* What to produce
Print exactly, and only, the lines running from the line containing "Output a JSON" through the end of the records below.

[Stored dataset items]
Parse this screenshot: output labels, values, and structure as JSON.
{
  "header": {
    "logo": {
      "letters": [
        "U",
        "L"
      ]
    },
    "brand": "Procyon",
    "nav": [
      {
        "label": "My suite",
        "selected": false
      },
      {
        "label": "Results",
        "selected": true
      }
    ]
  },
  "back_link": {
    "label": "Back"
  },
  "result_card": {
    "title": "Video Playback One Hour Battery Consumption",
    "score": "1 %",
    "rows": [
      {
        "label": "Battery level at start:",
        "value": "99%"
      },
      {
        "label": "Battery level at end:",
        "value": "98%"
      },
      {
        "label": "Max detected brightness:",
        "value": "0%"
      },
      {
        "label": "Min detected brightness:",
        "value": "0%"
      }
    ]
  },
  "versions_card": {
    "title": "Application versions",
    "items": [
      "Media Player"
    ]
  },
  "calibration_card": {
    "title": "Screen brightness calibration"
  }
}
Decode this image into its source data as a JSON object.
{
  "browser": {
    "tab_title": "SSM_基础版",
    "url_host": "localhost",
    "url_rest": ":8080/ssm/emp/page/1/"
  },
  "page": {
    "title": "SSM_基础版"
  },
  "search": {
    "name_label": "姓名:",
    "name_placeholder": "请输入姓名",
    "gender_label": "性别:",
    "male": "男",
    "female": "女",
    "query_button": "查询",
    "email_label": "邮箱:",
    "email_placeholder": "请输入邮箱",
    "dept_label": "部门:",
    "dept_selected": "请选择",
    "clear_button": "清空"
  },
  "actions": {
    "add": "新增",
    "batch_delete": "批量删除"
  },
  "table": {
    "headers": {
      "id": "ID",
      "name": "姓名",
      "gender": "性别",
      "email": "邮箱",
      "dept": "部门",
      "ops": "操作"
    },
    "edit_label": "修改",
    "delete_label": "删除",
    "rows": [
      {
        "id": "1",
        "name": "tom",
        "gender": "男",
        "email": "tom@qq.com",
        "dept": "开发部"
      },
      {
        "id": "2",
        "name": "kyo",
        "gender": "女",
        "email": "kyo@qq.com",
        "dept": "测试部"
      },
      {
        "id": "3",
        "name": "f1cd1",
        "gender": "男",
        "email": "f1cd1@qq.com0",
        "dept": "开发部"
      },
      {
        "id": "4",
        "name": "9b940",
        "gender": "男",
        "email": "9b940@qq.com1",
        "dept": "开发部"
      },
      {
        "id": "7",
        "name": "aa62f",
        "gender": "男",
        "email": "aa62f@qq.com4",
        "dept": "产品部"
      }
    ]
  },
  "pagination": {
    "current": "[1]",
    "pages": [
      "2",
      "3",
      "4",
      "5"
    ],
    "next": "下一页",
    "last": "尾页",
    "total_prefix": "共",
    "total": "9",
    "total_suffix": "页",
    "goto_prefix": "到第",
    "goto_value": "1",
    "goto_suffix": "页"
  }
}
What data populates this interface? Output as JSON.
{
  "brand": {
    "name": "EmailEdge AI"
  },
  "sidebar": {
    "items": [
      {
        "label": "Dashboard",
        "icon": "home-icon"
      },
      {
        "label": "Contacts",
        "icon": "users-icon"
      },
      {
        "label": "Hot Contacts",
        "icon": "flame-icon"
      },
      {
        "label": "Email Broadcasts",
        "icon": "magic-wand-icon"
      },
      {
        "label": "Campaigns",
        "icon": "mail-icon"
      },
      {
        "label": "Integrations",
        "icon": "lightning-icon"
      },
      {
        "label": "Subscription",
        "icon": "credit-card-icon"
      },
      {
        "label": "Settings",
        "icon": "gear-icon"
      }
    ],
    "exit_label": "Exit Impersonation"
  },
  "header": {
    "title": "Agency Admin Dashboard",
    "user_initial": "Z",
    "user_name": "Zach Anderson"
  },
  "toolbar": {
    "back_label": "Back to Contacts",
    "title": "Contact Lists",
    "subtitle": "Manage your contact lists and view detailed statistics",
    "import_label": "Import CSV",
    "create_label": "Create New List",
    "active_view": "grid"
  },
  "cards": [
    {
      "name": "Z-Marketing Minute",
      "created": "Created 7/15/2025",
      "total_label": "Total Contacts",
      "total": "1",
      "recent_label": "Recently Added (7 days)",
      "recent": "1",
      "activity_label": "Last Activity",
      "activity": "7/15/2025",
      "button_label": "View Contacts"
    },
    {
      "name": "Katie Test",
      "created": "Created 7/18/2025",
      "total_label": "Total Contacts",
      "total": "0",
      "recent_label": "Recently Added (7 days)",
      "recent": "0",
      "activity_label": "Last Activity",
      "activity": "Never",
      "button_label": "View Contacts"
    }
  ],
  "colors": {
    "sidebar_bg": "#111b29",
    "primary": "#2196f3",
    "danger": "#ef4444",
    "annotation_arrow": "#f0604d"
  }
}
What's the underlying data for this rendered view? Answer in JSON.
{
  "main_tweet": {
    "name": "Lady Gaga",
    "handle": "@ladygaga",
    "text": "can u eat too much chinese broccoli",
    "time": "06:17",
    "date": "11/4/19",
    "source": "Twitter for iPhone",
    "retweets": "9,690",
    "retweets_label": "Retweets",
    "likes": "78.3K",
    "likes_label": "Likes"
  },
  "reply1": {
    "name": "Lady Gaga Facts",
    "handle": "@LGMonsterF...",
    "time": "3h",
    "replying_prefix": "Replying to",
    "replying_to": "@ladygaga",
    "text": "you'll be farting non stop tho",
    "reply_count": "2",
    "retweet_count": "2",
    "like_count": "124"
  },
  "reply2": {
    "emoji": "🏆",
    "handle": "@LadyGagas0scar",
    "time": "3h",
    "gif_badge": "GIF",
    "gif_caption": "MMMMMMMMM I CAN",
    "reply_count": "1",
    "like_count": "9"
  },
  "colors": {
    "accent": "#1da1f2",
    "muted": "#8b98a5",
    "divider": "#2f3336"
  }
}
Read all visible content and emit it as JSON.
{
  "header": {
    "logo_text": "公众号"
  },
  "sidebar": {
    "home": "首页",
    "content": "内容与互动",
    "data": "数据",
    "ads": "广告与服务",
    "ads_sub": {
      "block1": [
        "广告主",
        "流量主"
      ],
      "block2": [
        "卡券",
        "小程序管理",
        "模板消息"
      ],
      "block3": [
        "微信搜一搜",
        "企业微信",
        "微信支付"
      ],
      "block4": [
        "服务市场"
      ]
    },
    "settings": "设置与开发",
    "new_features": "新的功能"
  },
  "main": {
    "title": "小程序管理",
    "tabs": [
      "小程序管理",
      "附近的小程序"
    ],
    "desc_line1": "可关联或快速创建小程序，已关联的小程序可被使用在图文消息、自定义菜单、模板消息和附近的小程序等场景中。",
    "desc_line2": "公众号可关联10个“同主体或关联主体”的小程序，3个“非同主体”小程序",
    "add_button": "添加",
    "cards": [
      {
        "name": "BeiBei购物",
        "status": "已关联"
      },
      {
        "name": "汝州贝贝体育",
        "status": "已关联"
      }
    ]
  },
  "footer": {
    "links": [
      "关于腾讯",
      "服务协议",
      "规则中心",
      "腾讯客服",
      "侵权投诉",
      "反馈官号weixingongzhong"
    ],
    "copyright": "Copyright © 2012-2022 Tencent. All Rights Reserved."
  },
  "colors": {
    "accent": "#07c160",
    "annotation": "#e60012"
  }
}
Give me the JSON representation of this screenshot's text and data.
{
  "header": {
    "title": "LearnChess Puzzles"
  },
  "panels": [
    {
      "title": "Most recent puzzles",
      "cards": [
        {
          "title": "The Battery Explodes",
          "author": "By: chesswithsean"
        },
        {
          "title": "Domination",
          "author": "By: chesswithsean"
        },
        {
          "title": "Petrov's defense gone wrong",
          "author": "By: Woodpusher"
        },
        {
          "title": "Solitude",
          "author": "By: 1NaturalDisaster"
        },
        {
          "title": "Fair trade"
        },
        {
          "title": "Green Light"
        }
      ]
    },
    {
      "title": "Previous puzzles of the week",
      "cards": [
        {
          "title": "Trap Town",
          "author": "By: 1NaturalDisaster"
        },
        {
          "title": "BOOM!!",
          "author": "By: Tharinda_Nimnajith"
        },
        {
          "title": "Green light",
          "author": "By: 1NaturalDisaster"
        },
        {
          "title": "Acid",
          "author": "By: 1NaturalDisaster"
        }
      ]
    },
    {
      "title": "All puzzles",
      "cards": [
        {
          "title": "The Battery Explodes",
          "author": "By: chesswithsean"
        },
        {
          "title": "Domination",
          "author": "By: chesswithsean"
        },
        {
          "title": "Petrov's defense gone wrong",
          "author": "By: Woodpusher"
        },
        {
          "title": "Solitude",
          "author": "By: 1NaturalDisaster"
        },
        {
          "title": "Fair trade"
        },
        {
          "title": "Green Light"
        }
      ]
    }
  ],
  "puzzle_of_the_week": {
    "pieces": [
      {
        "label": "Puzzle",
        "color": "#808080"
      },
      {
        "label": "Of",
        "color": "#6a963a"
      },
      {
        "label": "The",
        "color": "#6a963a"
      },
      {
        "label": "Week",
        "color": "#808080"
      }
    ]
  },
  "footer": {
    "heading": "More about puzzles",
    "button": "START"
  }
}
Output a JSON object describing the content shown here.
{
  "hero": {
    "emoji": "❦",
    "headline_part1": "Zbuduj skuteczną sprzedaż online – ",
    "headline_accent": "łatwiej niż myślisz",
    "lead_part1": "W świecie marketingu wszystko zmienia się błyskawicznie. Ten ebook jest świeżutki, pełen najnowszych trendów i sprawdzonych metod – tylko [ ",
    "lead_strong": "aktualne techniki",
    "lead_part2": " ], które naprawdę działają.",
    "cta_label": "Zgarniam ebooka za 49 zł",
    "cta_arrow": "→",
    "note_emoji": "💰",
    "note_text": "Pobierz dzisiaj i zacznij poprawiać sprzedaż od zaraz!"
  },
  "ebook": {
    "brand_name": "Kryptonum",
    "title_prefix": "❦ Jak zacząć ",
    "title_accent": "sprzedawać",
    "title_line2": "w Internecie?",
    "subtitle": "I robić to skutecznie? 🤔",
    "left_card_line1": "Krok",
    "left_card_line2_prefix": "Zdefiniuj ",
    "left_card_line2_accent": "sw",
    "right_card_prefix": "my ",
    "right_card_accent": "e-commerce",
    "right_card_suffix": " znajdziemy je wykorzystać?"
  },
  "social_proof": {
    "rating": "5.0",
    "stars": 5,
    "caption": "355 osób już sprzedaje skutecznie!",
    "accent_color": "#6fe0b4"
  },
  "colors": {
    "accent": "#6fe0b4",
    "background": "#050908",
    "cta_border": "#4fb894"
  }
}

* The completed task
Output a JSON object describing the content shown here.
{
  "hero": {
    "emoji": "❦",
    "headline_part1": "Zbuduj skuteczną sprzedaż online – ",
    "headline_accent": "łatwiej niż myślisz",
    "lead_part1": "W świecie marketingu wszystko zmienia się błyskawicznie. Ten ebook jest świeżutki, pełen najnowszych trendów i sprawdzonych metod – tylko [ ",
    "lead_strong": "aktualne techniki",
    "lead_part2": " ], które naprawdę działają.",
    "cta_label": "Zgarniam ebooka za 49 zł",
    "cta_arrow": "→",
    "note_emoji": "💰",
    "note_text": "Pobierz dzisiaj i zacznij poprawiać sprzedaż od zaraz!"
  },
  "ebook": {
    "brand_name": "Kryptonum",
    "title_prefix": "❦ Jak zacząć ",
    "title_accent": "sprzedawać",
    "title_line2": "w Internecie?",
    "subtitle": "I robić to skutecznie? 🤔",
    "left_card_line1": "Krok",
    "left_card_line2_prefix": "Zdefiniuj ",
    "left_card_line2_accent": "sw",
    "right_card_prefix": "my ",
    "right_card_accent": "e-commerce",
    "right_card_suffix": " znajdziemy je wykorzystać?"
  },
  "social_proof": {
    "rating": "5.0",
    "stars": 5,
    "caption": "355 osób już sprzedaje skutecznie!",
    "accent_color": "#6fe0b4"
  },
  "colors": {
    "accent": "#6fe0b4",
    "background": "#050908",
    "cta_border": "#4fb894"
  }
}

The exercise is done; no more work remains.